#### [Written task]
Report the count of lines holding "years" in the records, with no other words.

::::

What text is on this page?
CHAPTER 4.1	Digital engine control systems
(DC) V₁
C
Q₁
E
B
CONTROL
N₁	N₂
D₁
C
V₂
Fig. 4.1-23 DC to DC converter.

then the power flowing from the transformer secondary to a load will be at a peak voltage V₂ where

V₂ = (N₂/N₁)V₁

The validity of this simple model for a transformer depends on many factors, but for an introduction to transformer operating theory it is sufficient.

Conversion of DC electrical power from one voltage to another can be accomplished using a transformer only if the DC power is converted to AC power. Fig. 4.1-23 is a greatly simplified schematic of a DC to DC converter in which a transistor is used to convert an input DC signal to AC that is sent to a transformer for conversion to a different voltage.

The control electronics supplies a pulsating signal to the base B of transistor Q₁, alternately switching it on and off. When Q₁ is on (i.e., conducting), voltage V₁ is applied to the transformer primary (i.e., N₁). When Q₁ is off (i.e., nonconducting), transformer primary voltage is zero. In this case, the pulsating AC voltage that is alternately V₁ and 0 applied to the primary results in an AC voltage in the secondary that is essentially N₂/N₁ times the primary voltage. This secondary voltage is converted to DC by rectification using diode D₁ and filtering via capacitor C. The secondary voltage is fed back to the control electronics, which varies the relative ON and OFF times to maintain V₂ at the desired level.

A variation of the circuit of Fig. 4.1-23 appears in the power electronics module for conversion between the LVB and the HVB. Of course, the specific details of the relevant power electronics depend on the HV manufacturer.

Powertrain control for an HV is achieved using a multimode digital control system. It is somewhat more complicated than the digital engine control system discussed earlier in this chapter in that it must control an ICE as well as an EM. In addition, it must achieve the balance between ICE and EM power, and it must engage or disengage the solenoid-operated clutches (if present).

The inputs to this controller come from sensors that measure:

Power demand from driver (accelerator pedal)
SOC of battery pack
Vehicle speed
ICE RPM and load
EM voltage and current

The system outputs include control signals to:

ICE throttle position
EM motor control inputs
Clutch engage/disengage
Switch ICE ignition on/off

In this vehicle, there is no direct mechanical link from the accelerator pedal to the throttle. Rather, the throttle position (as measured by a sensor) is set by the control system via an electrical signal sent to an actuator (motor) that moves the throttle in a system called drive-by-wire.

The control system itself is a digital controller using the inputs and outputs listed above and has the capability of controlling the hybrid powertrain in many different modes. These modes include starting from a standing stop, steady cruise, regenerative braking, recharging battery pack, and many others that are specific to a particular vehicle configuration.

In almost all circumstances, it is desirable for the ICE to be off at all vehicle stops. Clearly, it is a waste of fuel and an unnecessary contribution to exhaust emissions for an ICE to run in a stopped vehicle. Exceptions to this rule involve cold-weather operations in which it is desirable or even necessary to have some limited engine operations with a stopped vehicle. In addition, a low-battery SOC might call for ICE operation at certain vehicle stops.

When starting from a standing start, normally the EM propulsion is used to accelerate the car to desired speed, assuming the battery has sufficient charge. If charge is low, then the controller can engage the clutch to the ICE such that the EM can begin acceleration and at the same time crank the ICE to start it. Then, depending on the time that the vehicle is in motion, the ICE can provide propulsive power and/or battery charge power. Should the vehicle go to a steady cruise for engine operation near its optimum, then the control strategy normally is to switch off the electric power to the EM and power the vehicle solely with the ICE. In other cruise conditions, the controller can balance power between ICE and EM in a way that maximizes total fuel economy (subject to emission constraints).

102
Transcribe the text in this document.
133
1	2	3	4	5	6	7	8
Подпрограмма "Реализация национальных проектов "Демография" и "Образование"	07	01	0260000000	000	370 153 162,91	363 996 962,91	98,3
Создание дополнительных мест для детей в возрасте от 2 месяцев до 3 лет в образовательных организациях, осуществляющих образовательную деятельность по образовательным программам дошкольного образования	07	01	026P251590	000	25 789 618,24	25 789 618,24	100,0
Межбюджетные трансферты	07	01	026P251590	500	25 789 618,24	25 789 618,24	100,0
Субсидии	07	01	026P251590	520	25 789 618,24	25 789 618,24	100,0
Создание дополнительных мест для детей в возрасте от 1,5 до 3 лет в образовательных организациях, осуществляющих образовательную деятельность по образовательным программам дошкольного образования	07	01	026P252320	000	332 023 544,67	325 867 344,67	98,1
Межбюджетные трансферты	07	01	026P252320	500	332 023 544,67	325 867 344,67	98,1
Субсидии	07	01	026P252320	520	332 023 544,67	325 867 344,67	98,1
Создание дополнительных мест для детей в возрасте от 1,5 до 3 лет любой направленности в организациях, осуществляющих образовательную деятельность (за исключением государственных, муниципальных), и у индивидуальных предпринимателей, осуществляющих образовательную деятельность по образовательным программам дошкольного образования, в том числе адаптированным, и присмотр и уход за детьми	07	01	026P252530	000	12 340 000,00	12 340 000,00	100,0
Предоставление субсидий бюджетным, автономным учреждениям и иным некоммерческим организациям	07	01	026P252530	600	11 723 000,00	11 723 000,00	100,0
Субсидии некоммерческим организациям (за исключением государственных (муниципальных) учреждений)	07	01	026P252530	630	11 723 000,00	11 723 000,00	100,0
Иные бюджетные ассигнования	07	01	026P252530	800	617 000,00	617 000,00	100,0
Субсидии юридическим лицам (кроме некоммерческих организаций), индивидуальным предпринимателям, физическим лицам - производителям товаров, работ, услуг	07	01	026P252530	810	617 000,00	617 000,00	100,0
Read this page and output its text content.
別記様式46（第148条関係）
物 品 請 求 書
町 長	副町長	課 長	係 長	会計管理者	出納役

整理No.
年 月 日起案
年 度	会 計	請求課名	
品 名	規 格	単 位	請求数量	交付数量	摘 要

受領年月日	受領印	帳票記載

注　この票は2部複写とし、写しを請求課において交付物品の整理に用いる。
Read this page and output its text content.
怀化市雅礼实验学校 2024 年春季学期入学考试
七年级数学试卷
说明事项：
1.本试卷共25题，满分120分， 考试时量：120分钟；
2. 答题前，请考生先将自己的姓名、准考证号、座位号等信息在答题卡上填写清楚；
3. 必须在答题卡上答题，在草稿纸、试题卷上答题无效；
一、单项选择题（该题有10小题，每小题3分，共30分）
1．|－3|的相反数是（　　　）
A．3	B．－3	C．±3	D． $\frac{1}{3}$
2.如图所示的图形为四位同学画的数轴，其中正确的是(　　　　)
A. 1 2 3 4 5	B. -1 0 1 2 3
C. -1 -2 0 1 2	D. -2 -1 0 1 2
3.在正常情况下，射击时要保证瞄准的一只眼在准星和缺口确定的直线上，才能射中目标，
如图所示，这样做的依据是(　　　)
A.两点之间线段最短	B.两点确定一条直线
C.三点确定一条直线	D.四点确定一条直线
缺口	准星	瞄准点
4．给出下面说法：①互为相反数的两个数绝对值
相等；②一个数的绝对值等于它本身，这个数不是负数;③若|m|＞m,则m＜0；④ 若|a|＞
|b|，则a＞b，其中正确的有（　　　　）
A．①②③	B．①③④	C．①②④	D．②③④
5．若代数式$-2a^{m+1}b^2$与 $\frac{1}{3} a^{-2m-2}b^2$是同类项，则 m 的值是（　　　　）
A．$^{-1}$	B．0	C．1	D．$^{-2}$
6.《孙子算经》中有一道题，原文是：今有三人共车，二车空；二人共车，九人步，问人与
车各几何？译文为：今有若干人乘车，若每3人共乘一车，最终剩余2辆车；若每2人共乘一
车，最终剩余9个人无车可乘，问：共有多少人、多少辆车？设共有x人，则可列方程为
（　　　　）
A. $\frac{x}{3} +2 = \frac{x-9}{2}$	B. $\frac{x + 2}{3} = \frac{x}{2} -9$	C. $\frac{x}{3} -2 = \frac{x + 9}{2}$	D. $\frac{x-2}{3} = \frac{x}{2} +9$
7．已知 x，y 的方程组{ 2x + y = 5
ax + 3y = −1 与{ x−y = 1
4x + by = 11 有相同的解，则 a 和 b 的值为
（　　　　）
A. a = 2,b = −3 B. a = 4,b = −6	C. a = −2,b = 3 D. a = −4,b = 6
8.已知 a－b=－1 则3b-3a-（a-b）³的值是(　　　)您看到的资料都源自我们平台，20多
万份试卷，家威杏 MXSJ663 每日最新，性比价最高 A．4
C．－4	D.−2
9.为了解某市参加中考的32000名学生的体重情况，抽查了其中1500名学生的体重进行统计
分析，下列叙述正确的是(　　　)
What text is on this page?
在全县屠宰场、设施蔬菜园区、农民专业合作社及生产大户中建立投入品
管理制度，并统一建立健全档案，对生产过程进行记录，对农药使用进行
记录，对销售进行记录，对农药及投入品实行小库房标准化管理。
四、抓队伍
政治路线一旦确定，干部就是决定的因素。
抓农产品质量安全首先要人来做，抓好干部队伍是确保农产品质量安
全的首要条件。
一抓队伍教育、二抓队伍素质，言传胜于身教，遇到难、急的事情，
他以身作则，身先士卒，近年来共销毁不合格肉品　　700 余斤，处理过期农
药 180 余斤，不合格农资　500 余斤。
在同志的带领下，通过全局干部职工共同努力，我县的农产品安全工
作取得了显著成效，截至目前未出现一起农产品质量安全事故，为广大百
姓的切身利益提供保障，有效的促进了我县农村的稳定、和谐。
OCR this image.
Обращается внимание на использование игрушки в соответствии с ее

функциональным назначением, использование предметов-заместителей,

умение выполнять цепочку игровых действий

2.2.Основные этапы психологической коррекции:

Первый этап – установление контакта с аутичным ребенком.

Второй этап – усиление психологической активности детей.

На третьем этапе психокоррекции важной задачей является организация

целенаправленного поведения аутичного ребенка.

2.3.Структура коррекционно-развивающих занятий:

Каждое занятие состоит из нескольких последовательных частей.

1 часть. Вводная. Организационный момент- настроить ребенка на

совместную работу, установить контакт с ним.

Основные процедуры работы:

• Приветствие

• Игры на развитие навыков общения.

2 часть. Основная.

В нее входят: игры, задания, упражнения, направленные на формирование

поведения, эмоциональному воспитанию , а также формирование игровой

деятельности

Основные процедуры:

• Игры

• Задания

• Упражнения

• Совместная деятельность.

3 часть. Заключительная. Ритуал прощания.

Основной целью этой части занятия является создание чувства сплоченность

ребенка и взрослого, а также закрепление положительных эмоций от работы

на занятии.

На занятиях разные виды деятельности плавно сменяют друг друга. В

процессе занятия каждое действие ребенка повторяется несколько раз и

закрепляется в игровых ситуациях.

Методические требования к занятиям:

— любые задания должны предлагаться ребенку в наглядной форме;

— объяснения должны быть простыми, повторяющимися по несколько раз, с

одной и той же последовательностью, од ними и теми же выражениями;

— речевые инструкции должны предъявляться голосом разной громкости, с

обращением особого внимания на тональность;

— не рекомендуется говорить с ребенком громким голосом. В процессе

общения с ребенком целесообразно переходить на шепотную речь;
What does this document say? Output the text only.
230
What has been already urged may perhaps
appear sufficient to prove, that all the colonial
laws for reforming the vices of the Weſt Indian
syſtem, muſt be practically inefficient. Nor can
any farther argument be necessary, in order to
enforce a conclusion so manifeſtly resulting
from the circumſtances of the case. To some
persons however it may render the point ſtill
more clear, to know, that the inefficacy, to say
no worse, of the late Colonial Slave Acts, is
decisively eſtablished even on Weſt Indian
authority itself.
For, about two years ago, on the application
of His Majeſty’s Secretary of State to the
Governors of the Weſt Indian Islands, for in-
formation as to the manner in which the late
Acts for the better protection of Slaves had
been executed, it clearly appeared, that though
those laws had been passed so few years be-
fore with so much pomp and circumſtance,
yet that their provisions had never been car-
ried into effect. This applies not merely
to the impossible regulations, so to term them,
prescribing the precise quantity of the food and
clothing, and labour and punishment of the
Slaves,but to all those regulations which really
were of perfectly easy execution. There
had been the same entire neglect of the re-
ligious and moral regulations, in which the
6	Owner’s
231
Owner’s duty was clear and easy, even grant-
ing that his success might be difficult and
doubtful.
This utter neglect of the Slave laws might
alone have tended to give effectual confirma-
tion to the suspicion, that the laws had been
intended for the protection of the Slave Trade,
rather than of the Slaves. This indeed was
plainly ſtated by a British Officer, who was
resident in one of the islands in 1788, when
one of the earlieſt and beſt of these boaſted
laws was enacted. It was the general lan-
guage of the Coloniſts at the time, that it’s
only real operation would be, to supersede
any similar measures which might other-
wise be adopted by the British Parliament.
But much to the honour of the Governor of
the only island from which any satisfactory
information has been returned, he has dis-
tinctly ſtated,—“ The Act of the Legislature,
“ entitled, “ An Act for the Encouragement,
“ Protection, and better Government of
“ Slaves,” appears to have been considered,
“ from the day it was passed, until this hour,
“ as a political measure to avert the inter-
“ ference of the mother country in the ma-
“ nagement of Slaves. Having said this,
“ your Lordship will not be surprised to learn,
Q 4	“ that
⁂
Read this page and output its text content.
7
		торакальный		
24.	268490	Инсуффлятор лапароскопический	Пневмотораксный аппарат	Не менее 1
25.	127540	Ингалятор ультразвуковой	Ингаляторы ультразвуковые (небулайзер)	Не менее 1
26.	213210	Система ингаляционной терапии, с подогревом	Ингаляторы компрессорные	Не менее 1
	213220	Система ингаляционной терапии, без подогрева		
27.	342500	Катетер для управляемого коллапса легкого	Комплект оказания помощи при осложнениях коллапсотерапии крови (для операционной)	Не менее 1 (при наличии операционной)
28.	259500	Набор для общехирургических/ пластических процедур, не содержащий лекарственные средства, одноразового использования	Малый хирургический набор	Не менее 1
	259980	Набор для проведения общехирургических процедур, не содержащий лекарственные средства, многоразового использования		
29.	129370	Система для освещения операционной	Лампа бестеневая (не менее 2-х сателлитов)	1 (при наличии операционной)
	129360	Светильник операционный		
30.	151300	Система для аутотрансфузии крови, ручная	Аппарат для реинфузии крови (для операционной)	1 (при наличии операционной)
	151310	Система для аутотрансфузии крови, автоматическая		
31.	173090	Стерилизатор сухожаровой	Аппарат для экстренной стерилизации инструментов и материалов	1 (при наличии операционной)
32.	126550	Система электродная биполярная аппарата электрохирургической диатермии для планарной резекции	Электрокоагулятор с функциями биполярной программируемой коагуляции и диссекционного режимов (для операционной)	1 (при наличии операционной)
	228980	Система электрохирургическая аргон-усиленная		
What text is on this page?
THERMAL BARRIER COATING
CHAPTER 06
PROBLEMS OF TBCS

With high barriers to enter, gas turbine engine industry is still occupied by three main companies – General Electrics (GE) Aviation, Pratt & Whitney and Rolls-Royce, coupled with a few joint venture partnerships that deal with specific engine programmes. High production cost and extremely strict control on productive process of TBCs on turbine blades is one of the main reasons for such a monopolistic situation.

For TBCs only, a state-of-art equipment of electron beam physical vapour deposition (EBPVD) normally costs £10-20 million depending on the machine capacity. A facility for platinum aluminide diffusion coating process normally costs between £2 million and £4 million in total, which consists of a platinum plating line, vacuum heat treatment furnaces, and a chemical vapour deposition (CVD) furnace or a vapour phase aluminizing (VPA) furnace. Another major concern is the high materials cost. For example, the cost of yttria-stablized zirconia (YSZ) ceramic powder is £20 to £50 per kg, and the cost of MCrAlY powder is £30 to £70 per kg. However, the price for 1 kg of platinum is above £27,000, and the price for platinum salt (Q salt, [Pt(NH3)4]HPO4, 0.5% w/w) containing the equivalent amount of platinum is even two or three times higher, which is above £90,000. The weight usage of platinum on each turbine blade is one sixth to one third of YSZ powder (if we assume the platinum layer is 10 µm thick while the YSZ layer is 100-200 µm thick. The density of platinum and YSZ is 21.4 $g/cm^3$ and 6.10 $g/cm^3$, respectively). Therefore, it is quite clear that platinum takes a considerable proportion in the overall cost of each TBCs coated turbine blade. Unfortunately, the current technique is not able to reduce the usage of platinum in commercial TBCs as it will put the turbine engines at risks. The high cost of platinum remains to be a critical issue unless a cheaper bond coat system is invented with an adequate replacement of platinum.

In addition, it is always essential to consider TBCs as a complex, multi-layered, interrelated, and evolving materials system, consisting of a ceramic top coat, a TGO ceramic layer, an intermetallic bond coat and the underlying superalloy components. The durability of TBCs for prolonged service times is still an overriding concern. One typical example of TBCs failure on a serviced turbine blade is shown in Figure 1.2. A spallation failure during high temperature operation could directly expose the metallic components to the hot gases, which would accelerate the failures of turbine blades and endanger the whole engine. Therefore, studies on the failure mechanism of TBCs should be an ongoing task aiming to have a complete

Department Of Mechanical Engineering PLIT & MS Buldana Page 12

::::

#### [Answer to the problem]
2